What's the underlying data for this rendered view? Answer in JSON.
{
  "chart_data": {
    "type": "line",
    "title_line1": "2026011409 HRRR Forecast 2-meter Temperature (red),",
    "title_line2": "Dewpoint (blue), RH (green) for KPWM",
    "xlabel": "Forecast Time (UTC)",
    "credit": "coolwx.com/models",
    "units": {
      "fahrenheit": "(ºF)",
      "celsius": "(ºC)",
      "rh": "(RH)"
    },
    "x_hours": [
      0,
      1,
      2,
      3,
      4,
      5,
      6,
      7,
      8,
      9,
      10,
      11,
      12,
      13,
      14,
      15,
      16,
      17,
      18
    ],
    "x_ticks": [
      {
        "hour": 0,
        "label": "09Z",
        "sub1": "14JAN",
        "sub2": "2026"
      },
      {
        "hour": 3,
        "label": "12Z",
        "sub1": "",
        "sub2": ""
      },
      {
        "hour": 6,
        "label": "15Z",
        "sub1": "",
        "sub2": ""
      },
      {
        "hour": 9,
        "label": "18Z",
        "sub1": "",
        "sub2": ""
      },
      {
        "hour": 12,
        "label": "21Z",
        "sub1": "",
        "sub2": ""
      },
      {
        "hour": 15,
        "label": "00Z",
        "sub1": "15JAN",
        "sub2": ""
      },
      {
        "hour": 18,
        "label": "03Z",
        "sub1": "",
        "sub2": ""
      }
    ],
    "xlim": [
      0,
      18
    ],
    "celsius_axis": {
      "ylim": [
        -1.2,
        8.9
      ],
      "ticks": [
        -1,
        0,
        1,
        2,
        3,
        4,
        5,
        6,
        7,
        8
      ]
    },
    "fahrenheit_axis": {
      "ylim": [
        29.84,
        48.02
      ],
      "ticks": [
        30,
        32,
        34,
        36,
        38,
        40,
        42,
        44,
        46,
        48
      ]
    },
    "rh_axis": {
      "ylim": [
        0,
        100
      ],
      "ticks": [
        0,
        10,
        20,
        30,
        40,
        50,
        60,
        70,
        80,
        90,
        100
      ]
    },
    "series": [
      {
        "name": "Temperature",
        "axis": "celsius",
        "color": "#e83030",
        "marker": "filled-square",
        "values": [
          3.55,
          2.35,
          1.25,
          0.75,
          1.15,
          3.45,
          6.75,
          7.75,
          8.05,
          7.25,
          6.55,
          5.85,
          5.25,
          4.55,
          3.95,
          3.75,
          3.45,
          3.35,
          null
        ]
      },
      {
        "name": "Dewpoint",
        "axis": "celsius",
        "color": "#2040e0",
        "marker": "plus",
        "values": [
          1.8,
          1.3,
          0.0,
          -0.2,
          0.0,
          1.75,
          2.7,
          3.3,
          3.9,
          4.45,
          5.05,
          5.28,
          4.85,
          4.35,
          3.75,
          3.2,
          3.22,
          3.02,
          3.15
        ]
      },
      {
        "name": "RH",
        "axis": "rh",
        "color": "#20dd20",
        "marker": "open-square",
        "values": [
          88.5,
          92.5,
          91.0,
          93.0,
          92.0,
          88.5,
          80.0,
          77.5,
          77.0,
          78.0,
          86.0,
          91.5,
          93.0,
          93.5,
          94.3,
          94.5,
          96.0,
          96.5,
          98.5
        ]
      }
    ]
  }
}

------

Written task:
Write all of the records out again exactly.

Written response:
What's the underlying data for this rendered view? Answer in JSON.
{
  "chart_data": {
    "type": "line",
    "title_line1": "2026011409 HRRR Forecast 2-meter Temperature (red),",
    "title_line2": "Dewpoint (blue), RH (green) for KPWM",
    "xlabel": "Forecast Time (UTC)",
    "credit": "coolwx.com/models",
    "units": {
      "fahrenheit": "(ºF)",
      "celsius": "(ºC)",
      "rh": "(RH)"
    },
    "x_hours": [
      0,
      1,
      2,
      3,
      4,
      5,
      6,
      7,
      8,
      9,
      10,
      11,
      12,
      13,
      14,
      15,
      16,
      17,
      18
    ],
    "x_ticks": [
      {
        "hour": 0,
        "label": "09Z",
        "sub1": "14JAN",
        "sub2": "2026"
      },
      {
        "hour": 3,
        "label": "12Z",
        "sub1": "",
        "sub2": ""
      },
      {
        "hour": 6,
        "label": "15Z",
        "sub1": "",
        "sub2": ""
      },
      {
        "hour": 9,
        "label": "18Z",
        "sub1": "",
        "sub2": ""
      },
      {
        "hour": 12,
        "label": "21Z",
        "sub1": "",
        "sub2": ""
      },
      {
        "hour": 15,
        "label": "00Z",
        "sub1": "15JAN",
        "sub2": ""
      },
      {
        "hour": 18,
        "label": "03Z",
        "sub1": "",
        "sub2": ""
      }
    ],
    "xlim": [
      0,
      18
    ],
    "celsius_axis": {
      "ylim": [
        -1.2,
        8.9
      ],
      "ticks": [
        -1,
        0,
        1,
        2,
        3,
        4,
        5,
        6,
        7,
        8
      ]
    },
    "fahrenheit_axis": {
      "ylim": [
        29.84,
        48.02
      ],
      "ticks": [
        30,
        32,
        34,
        36,
        38,
        40,
        42,
        44,
        46,
        48
      ]
    },
    "rh_axis": {
      "ylim": [
        0,
        100
      ],
      "ticks": [
        0,
        10,
        20,
        30,
        40,
        50,
        60,
        70,
        80,
        90,
        100
      ]
    },
    "series": [
      {
        "name": "Temperature",
        "axis": "celsius",
        "color": "#e83030",
        "marker": "filled-square",
        "values": [
          3.55,
          2.35,
          1.25,
          0.75,
          1.15,
          3.45,
          6.75,
          7.75,
          8.05,
          7.25,
          6.55,
          5.85,
          5.25,
          4.55,
          3.95,
          3.75,
          3.45,
          3.35,
          null
        ]
      },
      {
        "name": "Dewpoint",
        "axis": "celsius",
        "color": "#2040e0",
        "marker": "plus",
        "values": [
          1.8,
          1.3,
          0.0,
          -0.2,
          0.0,
          1.75,
          2.7,
          3.3,
          3.9,
          4.45,
          5.05,
          5.28,
          4.85,
          4.35,
          3.75,
          3.2,
          3.22,
          3.02,
          3.15
        ]
      },
      {
        "name": "RH",
        "axis": "rh",
        "color": "#20dd20",
        "marker": "open-square",
        "values": [
          88.5,
          92.5,
          91.0,
          93.0,
          92.0,
          88.5,
          80.0,
          77.5,
          77.0,
          78.0,
          86.0,
          91.5,
          93.0,
          93.5,
          94.3,
          94.5,
          96.0,
          96.5,
          98.5
        ]
      }
    ]
  }
}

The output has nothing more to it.